Task to complete: Show each line from the listing that includes the word "diagnózy".

:: Supplied records ::

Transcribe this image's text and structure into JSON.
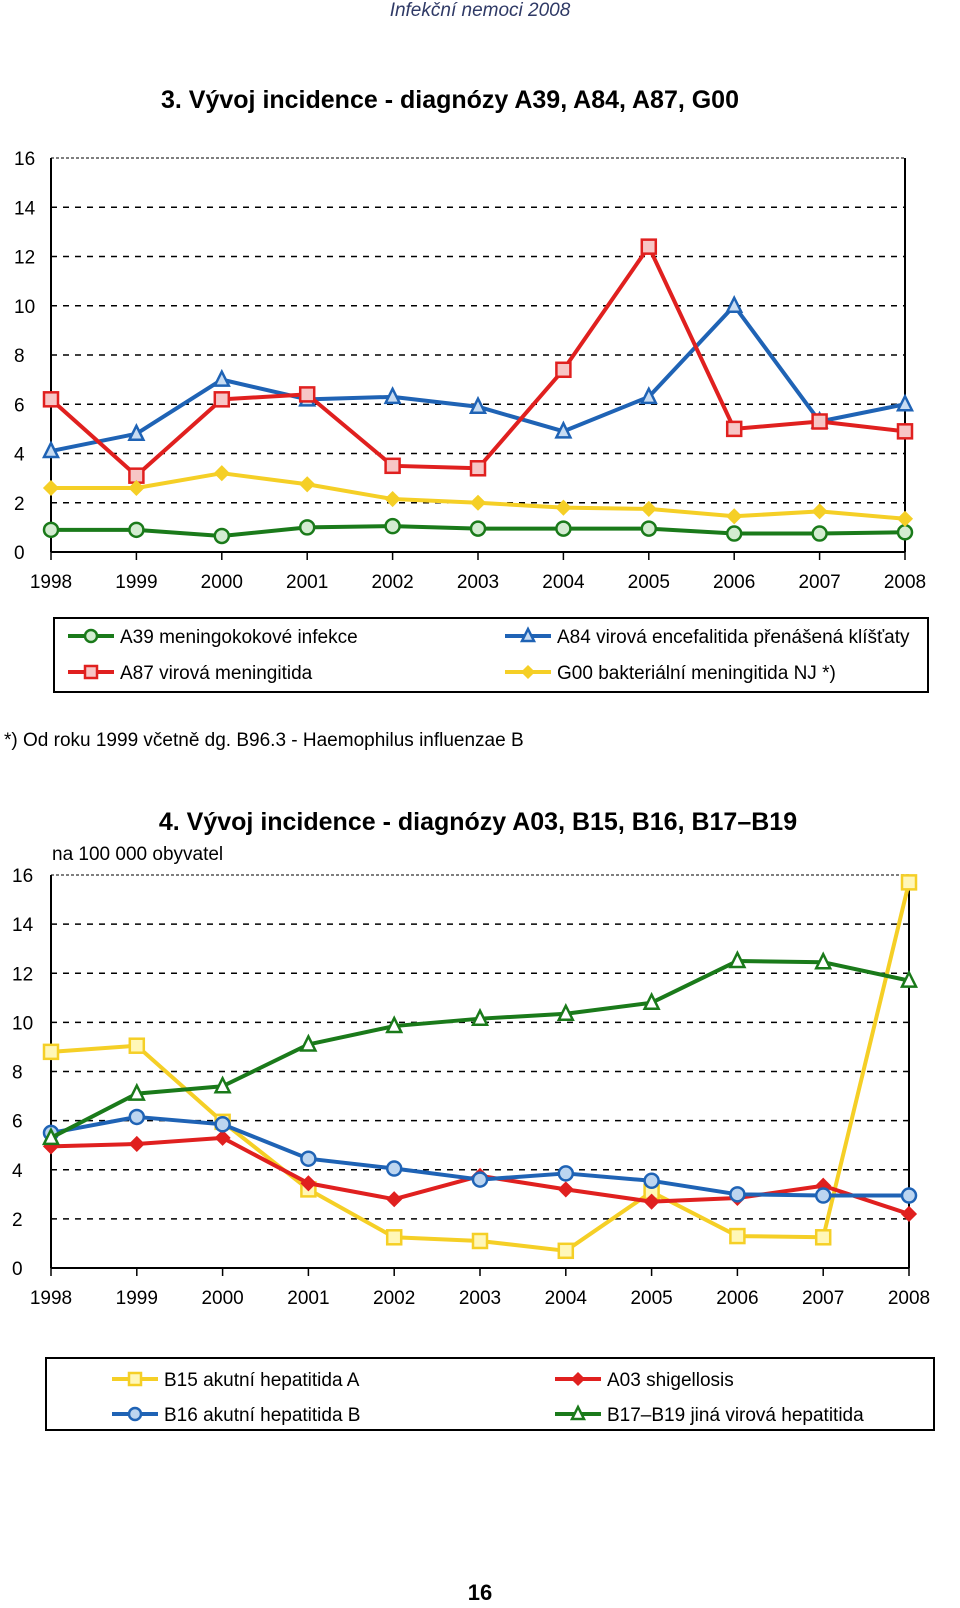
{
  "header": "Infekční nemoci 2008",
  "page_number": "16",
  "chart_data": [
    {
      "type": "line",
      "title": "3.  Vývoj incidence - diagnózy A39, A84, A87, G00",
      "subtitle": "",
      "ylim": [
        0,
        16
      ],
      "yticks": [
        "0",
        "2",
        "4",
        "6",
        "8",
        "10",
        "12",
        "14",
        "16"
      ],
      "categories": [
        "1998",
        "1999",
        "2000",
        "2001",
        "2002",
        "2003",
        "2004",
        "2005",
        "2006",
        "2007",
        "2008"
      ],
      "grid": true,
      "legend_position": "bottom",
      "footnote": "*)  Od roku 1999 včetně dg. B96.3  - Haemophilus influenzae B",
      "series": [
        {
          "name": "A39 meningokokové infekce",
          "color": "#1a7a1a",
          "marker": "circle",
          "values": [
            0.9,
            0.9,
            0.65,
            1.0,
            1.05,
            0.95,
            0.95,
            0.95,
            0.75,
            0.75,
            0.8
          ]
        },
        {
          "name": "A84 virová encefalitida přenášená klíšťaty",
          "color": "#1f63b5",
          "marker": "triangle",
          "values": [
            4.1,
            4.8,
            7.0,
            6.2,
            6.3,
            5.9,
            4.9,
            6.3,
            10.0,
            5.3,
            6.0
          ]
        },
        {
          "name": "A87 virová meningitida",
          "color": "#e0201f",
          "marker": "square",
          "values": [
            6.2,
            3.1,
            6.2,
            6.4,
            3.5,
            3.4,
            7.4,
            12.4,
            5.0,
            5.3,
            4.9
          ]
        },
        {
          "name": "G00 bakteriální meningitida NJ   *)",
          "color": "#f5cf26",
          "marker": "diamond",
          "values": [
            2.6,
            2.6,
            3.2,
            2.75,
            2.15,
            2.0,
            1.8,
            1.75,
            1.45,
            1.65,
            1.35
          ]
        }
      ]
    },
    {
      "type": "line",
      "title": "4.  Vývoj incidence - diagnózy A03, B15, B16, B17–B19",
      "subtitle": "na 100 000 obyvatel",
      "ylim": [
        0,
        16
      ],
      "yticks": [
        "0",
        "2",
        "4",
        "6",
        "8",
        "10",
        "12",
        "14",
        "16"
      ],
      "categories": [
        "1998",
        "1999",
        "2000",
        "2001",
        "2002",
        "2003",
        "2004",
        "2005",
        "2006",
        "2007",
        "2008"
      ],
      "grid": true,
      "legend_position": "bottom",
      "series": [
        {
          "name": "B15 akutní hepatitida A",
          "color": "#f5cf26",
          "marker": "square",
          "values": [
            8.8,
            9.05,
            5.95,
            3.2,
            1.25,
            1.1,
            0.7,
            3.1,
            1.3,
            1.25,
            15.7
          ]
        },
        {
          "name": "A03 shigellosis",
          "color": "#e0201f",
          "marker": "diamond",
          "values": [
            4.95,
            5.05,
            5.3,
            3.45,
            2.8,
            3.75,
            3.2,
            2.7,
            2.85,
            3.35,
            2.2
          ]
        },
        {
          "name": "B16 akutní hepatitida B",
          "color": "#1f63b5",
          "marker": "circle",
          "values": [
            5.5,
            6.15,
            5.85,
            4.45,
            4.05,
            3.6,
            3.85,
            3.55,
            3.0,
            2.95,
            2.95
          ]
        },
        {
          "name": "B17–B19 jiná virová hepatitida",
          "color": "#1a7a1a",
          "marker": "triangle",
          "values": [
            5.3,
            7.1,
            7.4,
            9.1,
            9.85,
            10.15,
            10.35,
            10.8,
            12.5,
            12.45,
            11.7
          ]
        }
      ]
    }
  ]
}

:::

Final result:
      "title": "3.  Vývoj incidence - diagnózy A39, A84, A87, G00",
      "title": "4.  Vývoj incidence - diagnózy A03, B15, B16, B17–B19",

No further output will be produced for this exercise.